** Activity **
Give the total number of lines in the data below that include "Lead", and nothing else.

Records from a dataset:
---*---

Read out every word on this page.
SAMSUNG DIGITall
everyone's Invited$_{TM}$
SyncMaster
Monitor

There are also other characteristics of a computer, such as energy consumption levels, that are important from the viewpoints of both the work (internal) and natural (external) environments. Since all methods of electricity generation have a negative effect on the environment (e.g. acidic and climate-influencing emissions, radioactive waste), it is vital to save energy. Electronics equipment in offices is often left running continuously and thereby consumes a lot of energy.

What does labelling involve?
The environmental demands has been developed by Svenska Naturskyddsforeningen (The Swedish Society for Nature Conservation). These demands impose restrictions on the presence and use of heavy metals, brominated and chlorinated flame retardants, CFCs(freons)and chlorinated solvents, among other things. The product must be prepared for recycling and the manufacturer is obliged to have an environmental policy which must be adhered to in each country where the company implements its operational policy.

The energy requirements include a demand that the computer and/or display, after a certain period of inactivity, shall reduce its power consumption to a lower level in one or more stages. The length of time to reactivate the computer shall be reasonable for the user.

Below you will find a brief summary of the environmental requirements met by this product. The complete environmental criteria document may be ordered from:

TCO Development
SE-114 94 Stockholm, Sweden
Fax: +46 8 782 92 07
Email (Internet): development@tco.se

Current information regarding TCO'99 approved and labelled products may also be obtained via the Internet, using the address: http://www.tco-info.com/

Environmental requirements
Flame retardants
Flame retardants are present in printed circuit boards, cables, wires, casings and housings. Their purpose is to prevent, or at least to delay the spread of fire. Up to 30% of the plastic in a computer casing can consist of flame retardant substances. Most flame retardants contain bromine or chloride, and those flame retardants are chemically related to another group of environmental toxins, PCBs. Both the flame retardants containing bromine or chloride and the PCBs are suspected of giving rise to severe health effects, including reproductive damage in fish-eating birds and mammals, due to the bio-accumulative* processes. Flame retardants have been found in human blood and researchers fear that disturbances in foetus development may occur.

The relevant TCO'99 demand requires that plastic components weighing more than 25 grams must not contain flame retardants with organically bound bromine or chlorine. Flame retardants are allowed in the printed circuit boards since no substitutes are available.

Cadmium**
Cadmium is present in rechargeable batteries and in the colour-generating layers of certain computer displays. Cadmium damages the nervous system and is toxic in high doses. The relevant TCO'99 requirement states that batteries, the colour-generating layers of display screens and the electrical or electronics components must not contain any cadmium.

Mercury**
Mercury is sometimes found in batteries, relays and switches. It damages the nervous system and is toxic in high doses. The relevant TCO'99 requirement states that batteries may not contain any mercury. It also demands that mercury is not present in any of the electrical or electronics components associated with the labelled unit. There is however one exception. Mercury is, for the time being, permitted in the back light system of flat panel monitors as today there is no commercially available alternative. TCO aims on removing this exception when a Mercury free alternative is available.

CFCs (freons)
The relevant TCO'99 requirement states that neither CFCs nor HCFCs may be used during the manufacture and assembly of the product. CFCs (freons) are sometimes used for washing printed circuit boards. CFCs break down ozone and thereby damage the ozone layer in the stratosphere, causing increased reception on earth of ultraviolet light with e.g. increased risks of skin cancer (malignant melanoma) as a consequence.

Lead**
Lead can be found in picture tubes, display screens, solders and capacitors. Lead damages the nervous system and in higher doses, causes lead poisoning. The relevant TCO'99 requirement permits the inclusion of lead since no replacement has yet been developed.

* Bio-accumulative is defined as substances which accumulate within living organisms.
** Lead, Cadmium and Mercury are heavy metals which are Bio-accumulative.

---*---

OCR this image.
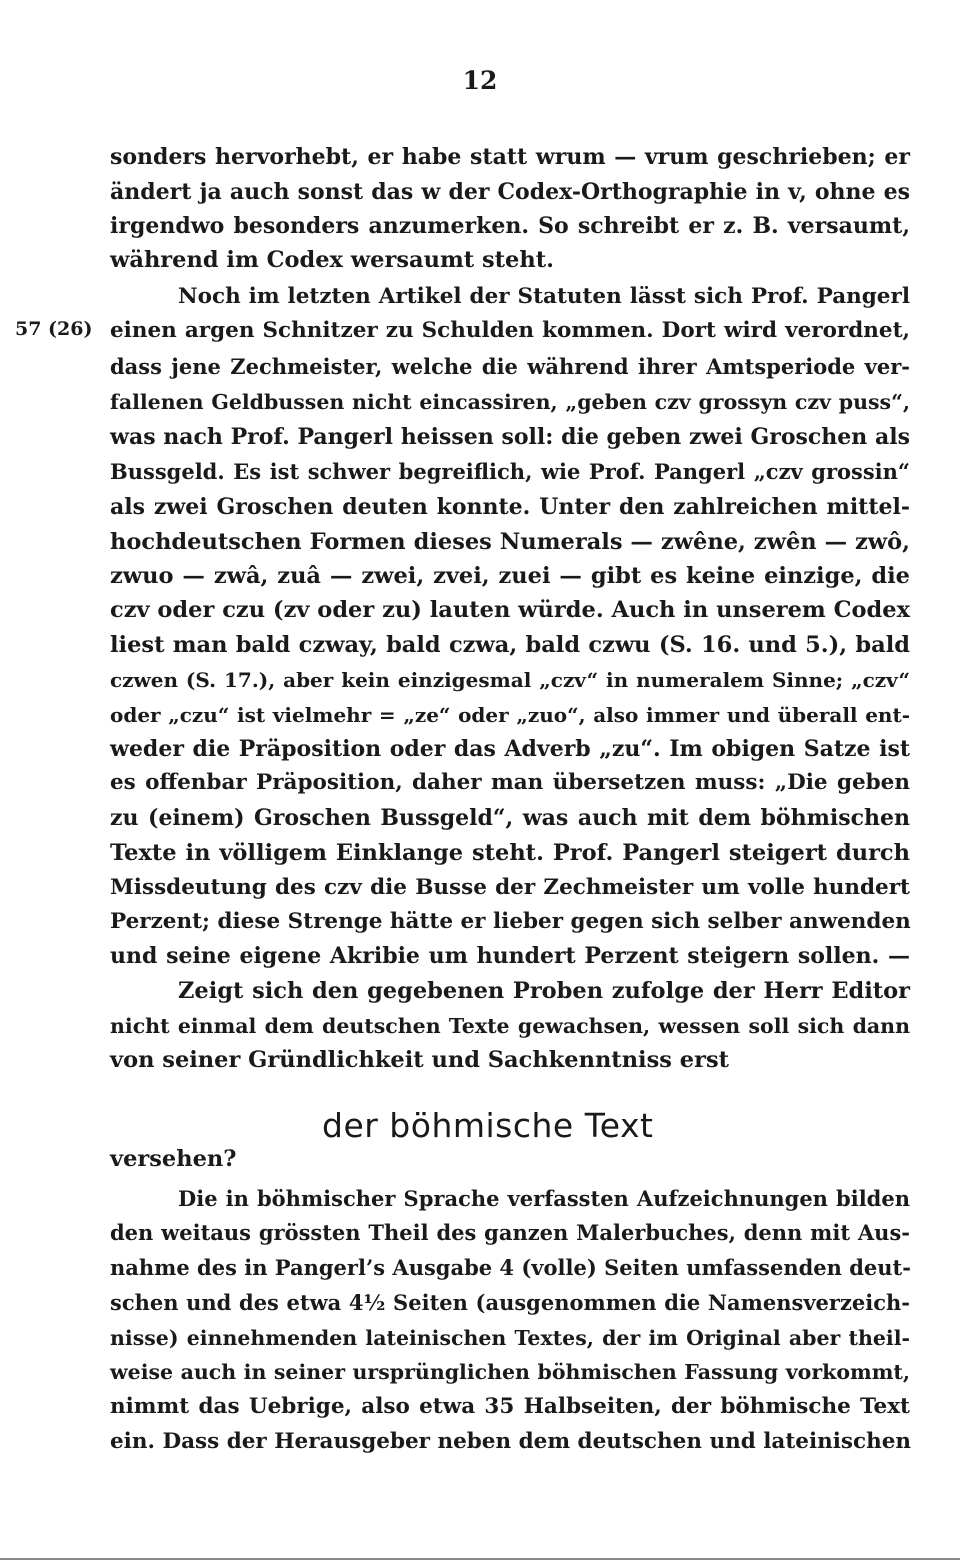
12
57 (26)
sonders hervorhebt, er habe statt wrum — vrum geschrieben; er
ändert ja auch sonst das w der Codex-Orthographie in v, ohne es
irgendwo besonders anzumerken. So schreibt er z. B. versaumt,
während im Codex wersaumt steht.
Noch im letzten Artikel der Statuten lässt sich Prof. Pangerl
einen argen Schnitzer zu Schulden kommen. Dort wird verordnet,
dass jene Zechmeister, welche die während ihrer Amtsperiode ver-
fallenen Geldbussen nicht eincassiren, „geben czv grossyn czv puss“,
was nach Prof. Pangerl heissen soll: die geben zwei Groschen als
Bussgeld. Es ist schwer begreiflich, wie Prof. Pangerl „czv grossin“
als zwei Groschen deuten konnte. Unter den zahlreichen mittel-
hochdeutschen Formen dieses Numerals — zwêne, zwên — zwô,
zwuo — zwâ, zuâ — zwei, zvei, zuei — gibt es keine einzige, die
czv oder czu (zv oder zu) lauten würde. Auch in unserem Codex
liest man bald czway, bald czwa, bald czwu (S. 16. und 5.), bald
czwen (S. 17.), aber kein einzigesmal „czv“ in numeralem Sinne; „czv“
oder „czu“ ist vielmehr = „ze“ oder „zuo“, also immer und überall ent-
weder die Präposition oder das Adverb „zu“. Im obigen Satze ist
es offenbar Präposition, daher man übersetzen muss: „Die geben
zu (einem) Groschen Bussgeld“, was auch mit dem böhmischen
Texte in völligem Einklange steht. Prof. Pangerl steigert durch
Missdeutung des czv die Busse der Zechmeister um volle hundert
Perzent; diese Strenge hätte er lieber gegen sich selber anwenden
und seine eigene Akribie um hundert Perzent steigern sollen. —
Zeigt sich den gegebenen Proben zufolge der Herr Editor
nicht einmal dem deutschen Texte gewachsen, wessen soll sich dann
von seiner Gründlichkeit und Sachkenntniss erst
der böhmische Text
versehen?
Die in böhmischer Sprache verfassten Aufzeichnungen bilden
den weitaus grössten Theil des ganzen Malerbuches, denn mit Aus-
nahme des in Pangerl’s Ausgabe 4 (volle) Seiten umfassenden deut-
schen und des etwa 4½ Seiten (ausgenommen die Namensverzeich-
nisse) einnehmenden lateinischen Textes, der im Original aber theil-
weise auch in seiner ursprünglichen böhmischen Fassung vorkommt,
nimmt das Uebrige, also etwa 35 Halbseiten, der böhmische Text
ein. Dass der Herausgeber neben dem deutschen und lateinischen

---*---

** Solution to this problem **
3